▶ [Your instructions] Repeat all the records exactly, omitting pictures.
==== Material shown ====
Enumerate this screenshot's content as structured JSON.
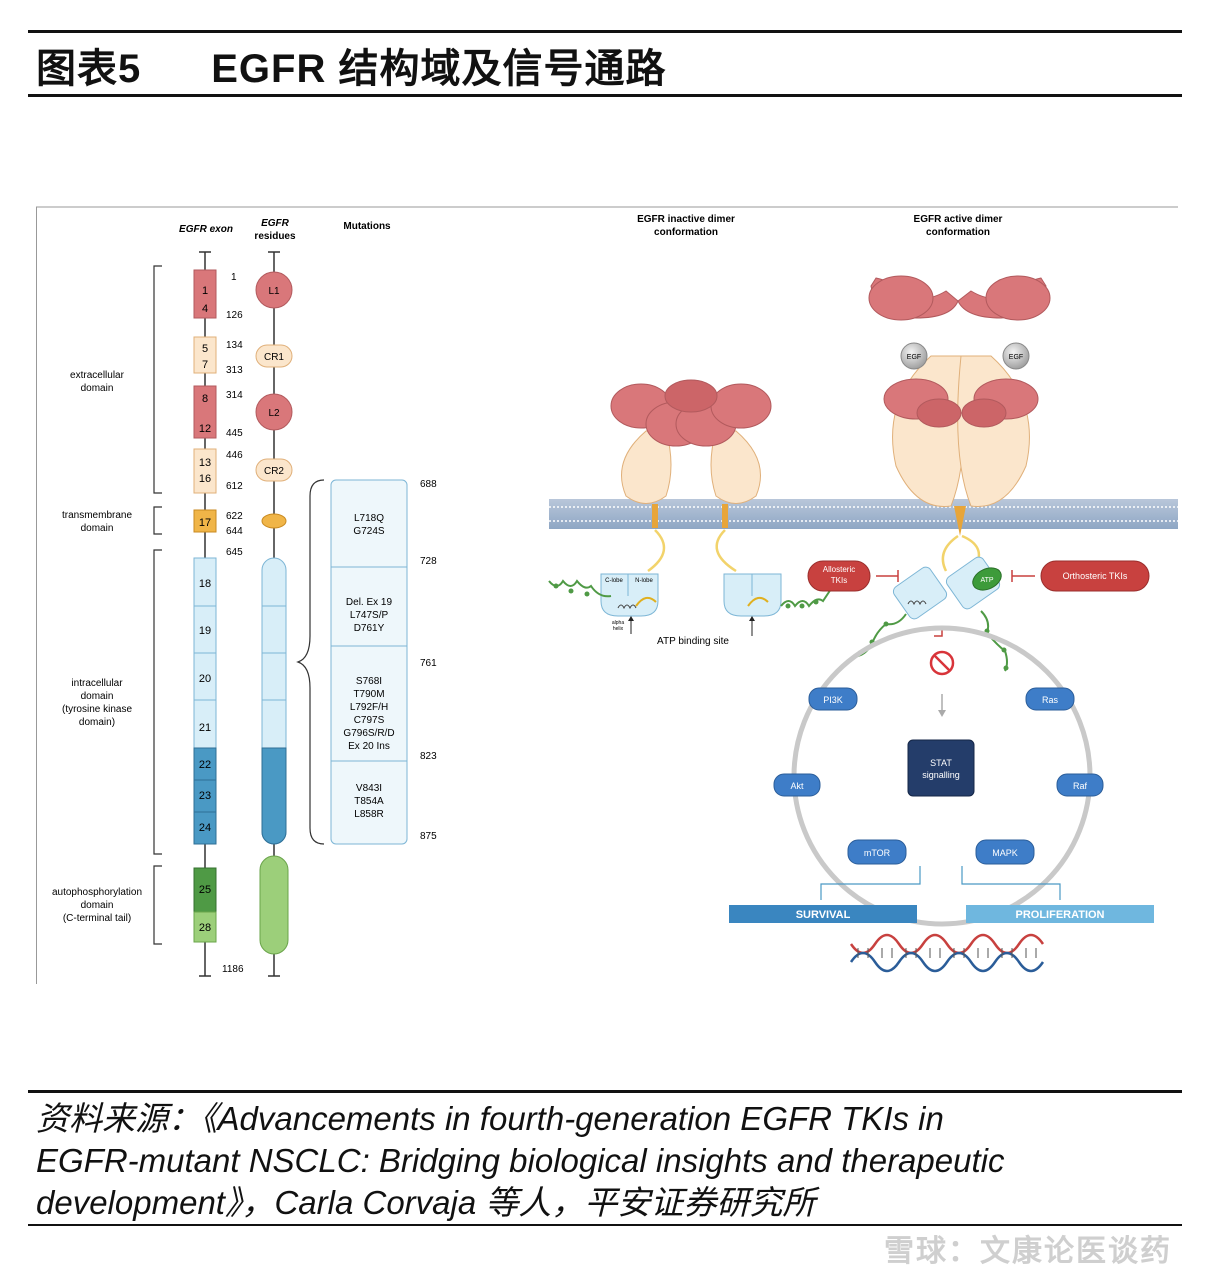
{
  "header": {
    "figure_number": "图表5",
    "title": "EGFR 结构域及信号通路"
  },
  "columns": {
    "exon": "EGFR exon",
    "residues_line1": "EGFR",
    "residues_line2": "residues",
    "mutations": "Mutations"
  },
  "domains": {
    "extracellular": [
      "extracellular",
      "domain"
    ],
    "transmembrane": [
      "transmembrane",
      "domain"
    ],
    "intracellular": [
      "intracellular",
      "domain",
      "(tyrosine kinase",
      "domain)"
    ],
    "autophos": [
      "autophosphorylation",
      "domain",
      "(C-terminal tail)"
    ]
  },
  "exons": [
    "1",
    "4",
    "5",
    "7",
    "8",
    "12",
    "13",
    "16",
    "17",
    "18",
    "19",
    "20",
    "21",
    "22",
    "23",
    "24",
    "25",
    "28"
  ],
  "exon_residue_numbers": [
    "1",
    "126",
    "134",
    "313",
    "314",
    "445",
    "446",
    "612",
    "622",
    "644",
    "645",
    "1186"
  ],
  "residue_domains": [
    "L1",
    "CR1",
    "L2",
    "CR2"
  ],
  "mutation_positions": [
    "688",
    "728",
    "761",
    "823",
    "875"
  ],
  "mutation_groups": [
    [
      "L718Q",
      "G724S"
    ],
    [
      "Del. Ex 19",
      "L747S/P",
      "D761Y"
    ],
    [
      "S768I",
      "T790M",
      "L792F/H",
      "C797S",
      "G796S/R/D",
      "Ex 20 Ins"
    ],
    [
      "V843I",
      "T854A",
      "L858R"
    ]
  ],
  "right_panel": {
    "inactive_title": [
      "EGFR inactive dimer",
      "conformation"
    ],
    "active_title": [
      "EGFR active dimer",
      "conformation"
    ],
    "egf": "EGF",
    "c_lobe": "C-lobe",
    "n_lobe": "N-lobe",
    "alpha_helix": [
      "alpha",
      "helix"
    ],
    "atp_binding_site": "ATP binding site",
    "allosteric": [
      "Allosteric",
      "TKIs"
    ],
    "orthosteric": "Orthosteric TKIs",
    "atp": "ATP",
    "pathway": {
      "pi3k": "PI3K",
      "akt": "Akt",
      "mtor": "mTOR",
      "ras": "Ras",
      "raf": "Raf",
      "mapk": "MAPK"
    },
    "stat": [
      "STAT",
      "signalling"
    ],
    "survival": "SURVIVAL",
    "proliferation": "PROLIFERATION"
  },
  "source": {
    "line1": "资料来源：《Advancements in fourth-generation EGFR TKIs in",
    "line2": "EGFR-mutant NSCLC: Bridging biological insights and therapeutic",
    "line3": "development》，Carla Corvaja 等人，平安证券研究所"
  },
  "watermark": "雪球：文康论医谈药",
  "colors": {
    "exon_red": "#d9777a",
    "exon_cream": "#fbe6cc",
    "tm_orange": "#f0b548",
    "tk_light": "#d8eef8",
    "tk_dark": "#4a99c4",
    "tail_green": "#4f9a45",
    "tail_light": "#9ccf7a",
    "pathway_blue": "#3e7dc8",
    "stat_navy": "#243d6a",
    "tki_red": "#c8413f"
  }
}
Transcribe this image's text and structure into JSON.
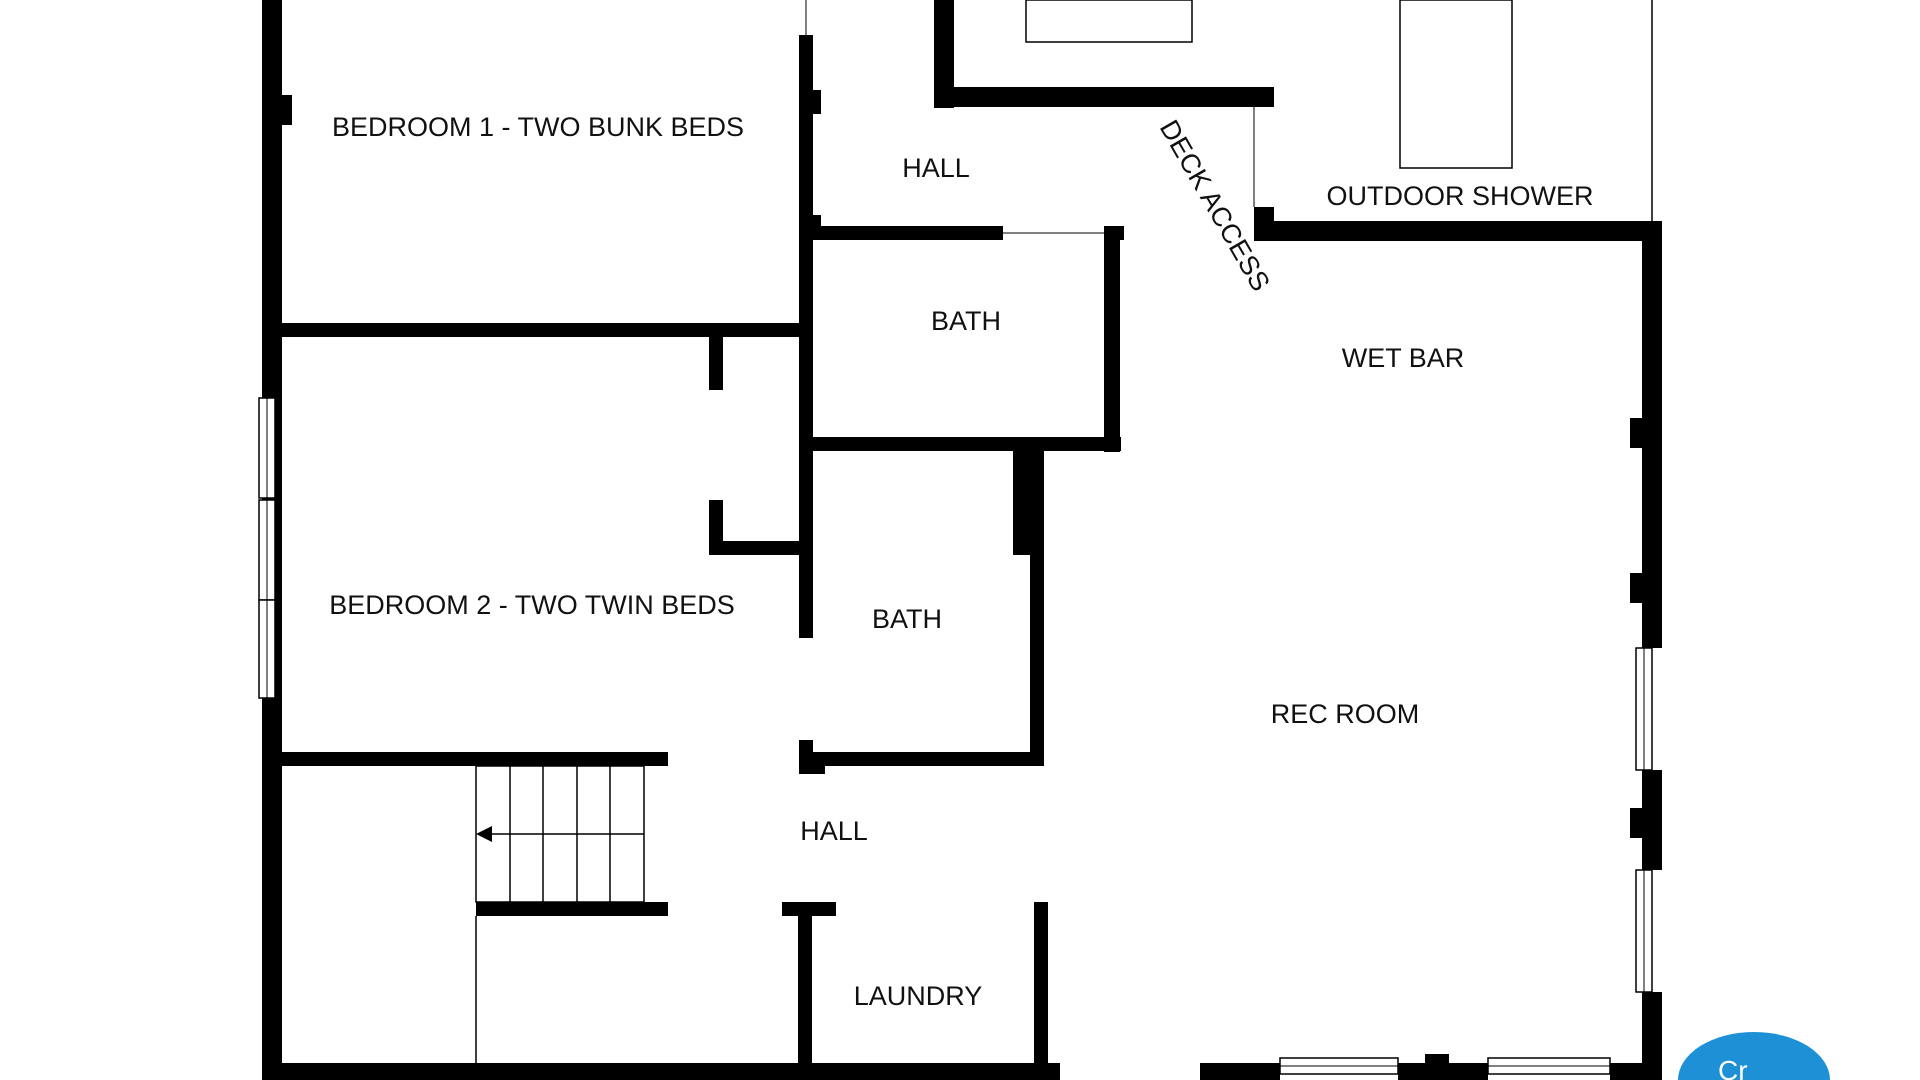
====
▶ [The reply]
Enumerate this screenshot's content as structured JSON.
{
  "header": {
    "figure_number": "图表5",
    "title": "EGFR 结构域及信号通路"
  },
  "columns": {
    "exon": "EGFR exon",
    "residues_line1": "EGFR",
    "residues_line2": "residues",
    "mutations": "Mutations"
  },
  "domains": {
    "extracellular": [
      "extracellular",
      "domain"
    ],
    "transmembrane": [
      "transmembrane",
      "domain"
    ],
    "intracellular": [
      "intracellular",
      "domain",
      "(tyrosine kinase",
      "domain)"
    ],
    "autophos": [
      "autophosphorylation",
      "domain",
      "(C-terminal tail)"
    ]
  },
  "exons": [
    "1",
    "4",
    "5",
    "7",
    "8",
    "12",
    "13",
    "16",
    "17",
    "18",
    "19",
    "20",
    "21",
    "22",
    "23",
    "24",
    "25",
    "28"
  ],
  "exon_residue_numbers": [
    "1",
    "126",
    "134",
    "313",
    "314",
    "445",
    "446",
    "612",
    "622",
    "644",
    "645",
    "1186"
  ],
  "residue_domains": [
    "L1",
    "CR1",
    "L2",
    "CR2"
  ],
  "mutation_positions": [
    "688",
    "728",
    "761",
    "823",
    "875"
  ],
  "mutation_groups": [
    [
      "L718Q",
      "G724S"
    ],
    [
      "Del. Ex 19",
      "L747S/P",
      "D761Y"
    ],
    [
      "S768I",
      "T790M",
      "L792F/H",
      "C797S",
      "G796S/R/D",
      "Ex 20 Ins"
    ],
    [
      "V843I",
      "T854A",
      "L858R"
    ]
  ],
  "right_panel": {
    "inactive_title": [
      "EGFR inactive dimer",
      "conformation"
    ],
    "active_title": [
      "EGFR active dimer",
      "conformation"
    ],
    "egf": "EGF",
    "c_lobe": "C-lobe",
    "n_lobe": "N-lobe",
    "alpha_helix": [
      "alpha",
      "helix"
    ],
    "atp_binding_site": "ATP binding site",
    "allosteric": [
      "Allosteric",
      "TKIs"
    ],
    "orthosteric": "Orthosteric TKIs",
    "atp": "ATP",
    "pathway": {
      "pi3k": "PI3K",
      "akt": "Akt",
      "mtor": "mTOR",
      "ras": "Ras",
      "raf": "Raf",
      "mapk": "MAPK"
    },
    "stat": [
      "STAT",
      "signalling"
    ],
    "survival": "SURVIVAL",
    "proliferation": "PROLIFERATION"
  },
  "source": {
    "line1": "资料来源：《Advancements in fourth-generation EGFR TKIs in",
    "line2": "EGFR-mutant NSCLC: Bridging biological insights and therapeutic",
    "line3": "development》，Carla Corvaja 等人，平安证券研究所"
  },
  "watermark": "雪球：文康论医谈药",
  "colors": {
    "exon_red": "#d9777a",
    "exon_cream": "#fbe6cc",
    "tm_orange": "#f0b548",
    "tk_light": "#d8eef8",
    "tk_dark": "#4a99c4",
    "tail_green": "#4f9a45",
    "tail_light": "#9ccf7a",
    "pathway_blue": "#3e7dc8",
    "stat_navy": "#243d6a",
    "tki_red": "#c8413f"
  }
}
Transcribe this image's text and structure into JSON.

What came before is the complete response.